[Objective]: Copy each line of the material below that includes the string "基本医疗保险异地就医登记表".

※

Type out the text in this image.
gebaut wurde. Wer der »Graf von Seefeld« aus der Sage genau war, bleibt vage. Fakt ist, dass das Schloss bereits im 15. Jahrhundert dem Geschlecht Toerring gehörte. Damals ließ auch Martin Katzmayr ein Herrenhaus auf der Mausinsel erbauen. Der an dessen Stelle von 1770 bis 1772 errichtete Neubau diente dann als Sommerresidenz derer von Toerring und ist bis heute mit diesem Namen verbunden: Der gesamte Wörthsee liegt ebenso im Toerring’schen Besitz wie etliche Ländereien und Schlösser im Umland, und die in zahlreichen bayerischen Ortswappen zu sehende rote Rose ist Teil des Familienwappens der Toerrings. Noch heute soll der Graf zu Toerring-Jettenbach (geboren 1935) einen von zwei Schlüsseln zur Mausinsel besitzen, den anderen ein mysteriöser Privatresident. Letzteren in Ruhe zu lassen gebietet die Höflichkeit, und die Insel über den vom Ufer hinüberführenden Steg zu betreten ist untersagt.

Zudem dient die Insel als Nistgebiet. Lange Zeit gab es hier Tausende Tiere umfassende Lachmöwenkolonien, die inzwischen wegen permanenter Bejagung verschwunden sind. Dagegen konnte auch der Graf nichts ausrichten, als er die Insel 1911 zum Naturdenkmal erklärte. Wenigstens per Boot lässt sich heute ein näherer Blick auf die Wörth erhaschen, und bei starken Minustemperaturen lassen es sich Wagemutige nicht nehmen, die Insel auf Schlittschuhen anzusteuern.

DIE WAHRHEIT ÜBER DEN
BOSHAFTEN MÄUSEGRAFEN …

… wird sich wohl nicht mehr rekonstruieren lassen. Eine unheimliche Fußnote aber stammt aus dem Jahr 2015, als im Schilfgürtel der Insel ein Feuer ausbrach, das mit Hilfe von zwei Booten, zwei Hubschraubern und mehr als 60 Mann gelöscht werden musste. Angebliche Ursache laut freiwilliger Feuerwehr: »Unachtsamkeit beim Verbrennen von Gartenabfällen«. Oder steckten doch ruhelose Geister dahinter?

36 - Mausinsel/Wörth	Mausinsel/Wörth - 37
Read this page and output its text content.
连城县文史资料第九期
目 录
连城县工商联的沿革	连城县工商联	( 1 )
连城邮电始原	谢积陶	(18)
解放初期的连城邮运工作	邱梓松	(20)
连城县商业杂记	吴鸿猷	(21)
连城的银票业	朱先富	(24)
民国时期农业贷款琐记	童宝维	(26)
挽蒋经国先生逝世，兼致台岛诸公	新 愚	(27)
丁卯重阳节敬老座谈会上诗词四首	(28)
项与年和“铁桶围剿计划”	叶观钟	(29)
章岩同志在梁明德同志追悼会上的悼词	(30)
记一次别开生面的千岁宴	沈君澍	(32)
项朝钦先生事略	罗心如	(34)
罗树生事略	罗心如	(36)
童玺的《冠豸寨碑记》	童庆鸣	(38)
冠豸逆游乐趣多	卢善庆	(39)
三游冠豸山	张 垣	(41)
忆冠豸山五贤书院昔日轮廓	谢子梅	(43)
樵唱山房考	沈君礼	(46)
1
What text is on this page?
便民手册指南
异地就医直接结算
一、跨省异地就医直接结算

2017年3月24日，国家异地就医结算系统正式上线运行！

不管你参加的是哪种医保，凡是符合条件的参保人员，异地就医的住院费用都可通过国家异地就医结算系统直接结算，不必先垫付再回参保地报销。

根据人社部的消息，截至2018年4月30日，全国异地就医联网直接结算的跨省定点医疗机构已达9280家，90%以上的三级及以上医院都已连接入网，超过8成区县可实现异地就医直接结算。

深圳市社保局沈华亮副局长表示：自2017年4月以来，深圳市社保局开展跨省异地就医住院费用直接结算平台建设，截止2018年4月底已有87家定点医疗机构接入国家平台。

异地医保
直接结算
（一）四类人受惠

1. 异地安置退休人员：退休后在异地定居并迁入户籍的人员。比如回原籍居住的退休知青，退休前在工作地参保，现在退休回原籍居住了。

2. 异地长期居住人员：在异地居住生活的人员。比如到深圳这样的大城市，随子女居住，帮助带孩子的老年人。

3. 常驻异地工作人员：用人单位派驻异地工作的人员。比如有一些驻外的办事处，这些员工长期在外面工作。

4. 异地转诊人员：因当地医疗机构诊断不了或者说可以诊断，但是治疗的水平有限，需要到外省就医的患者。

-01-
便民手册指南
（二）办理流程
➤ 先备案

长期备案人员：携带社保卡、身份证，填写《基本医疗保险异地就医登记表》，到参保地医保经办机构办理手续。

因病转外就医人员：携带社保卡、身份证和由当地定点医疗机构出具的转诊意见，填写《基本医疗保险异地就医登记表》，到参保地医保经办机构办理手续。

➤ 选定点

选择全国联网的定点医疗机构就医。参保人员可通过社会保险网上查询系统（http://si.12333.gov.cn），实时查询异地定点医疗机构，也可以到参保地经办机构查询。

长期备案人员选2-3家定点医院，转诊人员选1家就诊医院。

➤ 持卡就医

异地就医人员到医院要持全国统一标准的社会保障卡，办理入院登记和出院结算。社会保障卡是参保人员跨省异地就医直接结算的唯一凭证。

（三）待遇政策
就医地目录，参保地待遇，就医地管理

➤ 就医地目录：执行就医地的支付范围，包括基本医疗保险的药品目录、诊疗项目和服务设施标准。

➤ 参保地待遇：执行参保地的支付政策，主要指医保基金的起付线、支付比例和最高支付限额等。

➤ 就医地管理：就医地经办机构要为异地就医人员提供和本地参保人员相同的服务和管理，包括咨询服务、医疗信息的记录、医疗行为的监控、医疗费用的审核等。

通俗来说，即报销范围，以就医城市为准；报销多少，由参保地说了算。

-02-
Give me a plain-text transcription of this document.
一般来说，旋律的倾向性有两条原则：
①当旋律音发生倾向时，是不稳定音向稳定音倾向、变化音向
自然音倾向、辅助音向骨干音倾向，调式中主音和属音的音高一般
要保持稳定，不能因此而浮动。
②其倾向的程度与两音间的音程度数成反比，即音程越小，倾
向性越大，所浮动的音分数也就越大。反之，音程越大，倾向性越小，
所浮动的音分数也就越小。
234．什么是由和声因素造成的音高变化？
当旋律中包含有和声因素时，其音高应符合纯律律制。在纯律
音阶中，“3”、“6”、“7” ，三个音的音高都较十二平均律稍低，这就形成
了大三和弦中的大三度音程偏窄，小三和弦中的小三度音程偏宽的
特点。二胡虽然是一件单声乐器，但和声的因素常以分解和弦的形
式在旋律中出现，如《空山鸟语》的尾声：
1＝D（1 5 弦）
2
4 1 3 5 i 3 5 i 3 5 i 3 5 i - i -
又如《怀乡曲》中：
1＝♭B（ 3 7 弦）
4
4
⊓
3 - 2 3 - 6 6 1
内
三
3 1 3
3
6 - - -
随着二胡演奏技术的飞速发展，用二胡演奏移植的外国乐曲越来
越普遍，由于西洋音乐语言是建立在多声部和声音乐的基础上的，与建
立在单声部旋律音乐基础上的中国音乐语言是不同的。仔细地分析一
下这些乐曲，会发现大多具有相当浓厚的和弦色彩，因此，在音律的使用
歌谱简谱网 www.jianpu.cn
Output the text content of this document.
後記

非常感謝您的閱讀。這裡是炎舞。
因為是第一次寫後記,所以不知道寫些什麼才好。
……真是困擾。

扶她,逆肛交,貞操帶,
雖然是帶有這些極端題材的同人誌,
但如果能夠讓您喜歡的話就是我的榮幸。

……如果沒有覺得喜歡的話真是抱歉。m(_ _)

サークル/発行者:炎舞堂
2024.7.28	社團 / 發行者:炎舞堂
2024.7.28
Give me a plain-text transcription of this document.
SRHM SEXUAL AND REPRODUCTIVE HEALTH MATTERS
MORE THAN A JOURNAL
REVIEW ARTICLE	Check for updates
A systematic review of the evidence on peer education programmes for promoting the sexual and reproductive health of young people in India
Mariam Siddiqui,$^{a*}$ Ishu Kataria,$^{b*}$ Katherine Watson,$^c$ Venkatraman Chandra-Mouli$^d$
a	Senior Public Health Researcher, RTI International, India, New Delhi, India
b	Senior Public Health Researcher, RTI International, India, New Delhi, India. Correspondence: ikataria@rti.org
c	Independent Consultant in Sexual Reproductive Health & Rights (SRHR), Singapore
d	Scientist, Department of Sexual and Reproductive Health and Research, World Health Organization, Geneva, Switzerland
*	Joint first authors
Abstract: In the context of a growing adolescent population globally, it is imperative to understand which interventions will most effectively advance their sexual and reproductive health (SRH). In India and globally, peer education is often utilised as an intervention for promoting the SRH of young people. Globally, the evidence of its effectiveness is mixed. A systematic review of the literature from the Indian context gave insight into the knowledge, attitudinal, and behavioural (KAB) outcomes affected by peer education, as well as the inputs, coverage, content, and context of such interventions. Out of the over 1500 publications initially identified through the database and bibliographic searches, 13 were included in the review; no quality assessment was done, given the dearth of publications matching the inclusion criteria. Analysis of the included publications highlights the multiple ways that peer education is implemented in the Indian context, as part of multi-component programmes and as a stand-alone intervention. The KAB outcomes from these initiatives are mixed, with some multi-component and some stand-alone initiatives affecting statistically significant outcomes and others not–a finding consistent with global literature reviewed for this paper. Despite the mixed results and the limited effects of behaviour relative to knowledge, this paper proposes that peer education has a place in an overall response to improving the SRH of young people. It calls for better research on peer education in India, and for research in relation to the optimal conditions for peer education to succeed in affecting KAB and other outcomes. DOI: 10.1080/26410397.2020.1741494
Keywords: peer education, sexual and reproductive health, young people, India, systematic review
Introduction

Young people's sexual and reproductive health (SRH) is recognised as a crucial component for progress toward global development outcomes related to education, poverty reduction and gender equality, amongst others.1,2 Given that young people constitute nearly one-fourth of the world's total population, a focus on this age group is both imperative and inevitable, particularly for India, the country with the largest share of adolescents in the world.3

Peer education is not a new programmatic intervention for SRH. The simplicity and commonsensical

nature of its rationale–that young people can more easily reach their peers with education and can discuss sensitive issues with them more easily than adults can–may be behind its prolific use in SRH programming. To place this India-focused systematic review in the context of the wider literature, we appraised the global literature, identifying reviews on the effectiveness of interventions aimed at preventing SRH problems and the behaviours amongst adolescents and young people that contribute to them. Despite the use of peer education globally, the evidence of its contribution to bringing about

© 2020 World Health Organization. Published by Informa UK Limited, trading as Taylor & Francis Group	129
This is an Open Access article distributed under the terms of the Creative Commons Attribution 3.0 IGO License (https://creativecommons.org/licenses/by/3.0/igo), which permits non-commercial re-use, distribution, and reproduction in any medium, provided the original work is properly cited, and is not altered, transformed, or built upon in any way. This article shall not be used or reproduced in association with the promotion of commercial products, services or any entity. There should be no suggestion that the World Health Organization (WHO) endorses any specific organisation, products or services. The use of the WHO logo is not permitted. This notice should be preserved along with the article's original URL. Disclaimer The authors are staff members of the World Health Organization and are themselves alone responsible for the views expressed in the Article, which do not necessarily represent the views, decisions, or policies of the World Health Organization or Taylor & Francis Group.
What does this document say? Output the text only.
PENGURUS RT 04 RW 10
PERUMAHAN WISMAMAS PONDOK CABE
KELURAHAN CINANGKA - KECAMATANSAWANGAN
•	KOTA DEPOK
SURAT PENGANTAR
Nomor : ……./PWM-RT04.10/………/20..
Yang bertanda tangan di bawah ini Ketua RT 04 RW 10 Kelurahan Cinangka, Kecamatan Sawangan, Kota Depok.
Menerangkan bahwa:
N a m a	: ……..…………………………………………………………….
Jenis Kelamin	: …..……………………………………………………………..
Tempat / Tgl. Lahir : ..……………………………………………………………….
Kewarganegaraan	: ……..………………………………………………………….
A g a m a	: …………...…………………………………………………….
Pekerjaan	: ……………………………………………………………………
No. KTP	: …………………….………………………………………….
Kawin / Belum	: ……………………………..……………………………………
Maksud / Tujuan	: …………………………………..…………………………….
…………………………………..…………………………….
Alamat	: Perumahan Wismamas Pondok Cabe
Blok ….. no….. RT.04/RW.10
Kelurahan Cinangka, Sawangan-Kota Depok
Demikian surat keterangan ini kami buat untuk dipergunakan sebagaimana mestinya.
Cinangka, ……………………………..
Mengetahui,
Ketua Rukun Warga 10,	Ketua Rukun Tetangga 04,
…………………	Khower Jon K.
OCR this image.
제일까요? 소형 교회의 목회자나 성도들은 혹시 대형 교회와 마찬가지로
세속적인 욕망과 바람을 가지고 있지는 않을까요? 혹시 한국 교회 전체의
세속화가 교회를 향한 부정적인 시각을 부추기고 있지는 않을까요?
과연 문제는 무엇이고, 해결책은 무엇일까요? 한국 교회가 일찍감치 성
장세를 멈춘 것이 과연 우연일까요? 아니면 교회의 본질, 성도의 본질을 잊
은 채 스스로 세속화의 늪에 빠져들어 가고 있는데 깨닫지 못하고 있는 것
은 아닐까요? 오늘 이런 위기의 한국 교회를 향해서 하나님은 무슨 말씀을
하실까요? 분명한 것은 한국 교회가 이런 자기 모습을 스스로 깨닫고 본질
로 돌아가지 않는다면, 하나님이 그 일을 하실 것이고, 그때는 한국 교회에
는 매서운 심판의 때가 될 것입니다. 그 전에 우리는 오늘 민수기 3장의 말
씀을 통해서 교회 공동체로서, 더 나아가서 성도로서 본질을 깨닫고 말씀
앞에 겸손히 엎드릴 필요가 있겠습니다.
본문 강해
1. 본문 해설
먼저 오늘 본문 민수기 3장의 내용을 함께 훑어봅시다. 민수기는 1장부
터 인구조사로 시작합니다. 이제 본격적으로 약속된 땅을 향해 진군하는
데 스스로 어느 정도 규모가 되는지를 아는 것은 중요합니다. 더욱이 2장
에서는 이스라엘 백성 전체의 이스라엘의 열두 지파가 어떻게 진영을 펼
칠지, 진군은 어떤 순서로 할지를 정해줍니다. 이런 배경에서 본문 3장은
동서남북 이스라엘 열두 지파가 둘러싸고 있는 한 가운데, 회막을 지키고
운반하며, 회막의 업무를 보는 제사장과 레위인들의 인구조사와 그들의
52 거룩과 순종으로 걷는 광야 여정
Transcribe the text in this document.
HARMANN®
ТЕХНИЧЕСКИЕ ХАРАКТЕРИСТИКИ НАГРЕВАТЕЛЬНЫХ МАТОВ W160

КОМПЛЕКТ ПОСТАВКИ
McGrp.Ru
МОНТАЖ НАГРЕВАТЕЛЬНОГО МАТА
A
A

※

[Full output]:
长期备案人员：携带社保卡、身份证，填写《基本医疗保险异地就医登记表》，到参保地医保经办机构办理手续。
因病转外就医人员：携带社保卡、身份证和由当地定点医疗机构出具的转诊意见，填写《基本医疗保险异地就医登记表》，到参保地医保经办机构办理手续。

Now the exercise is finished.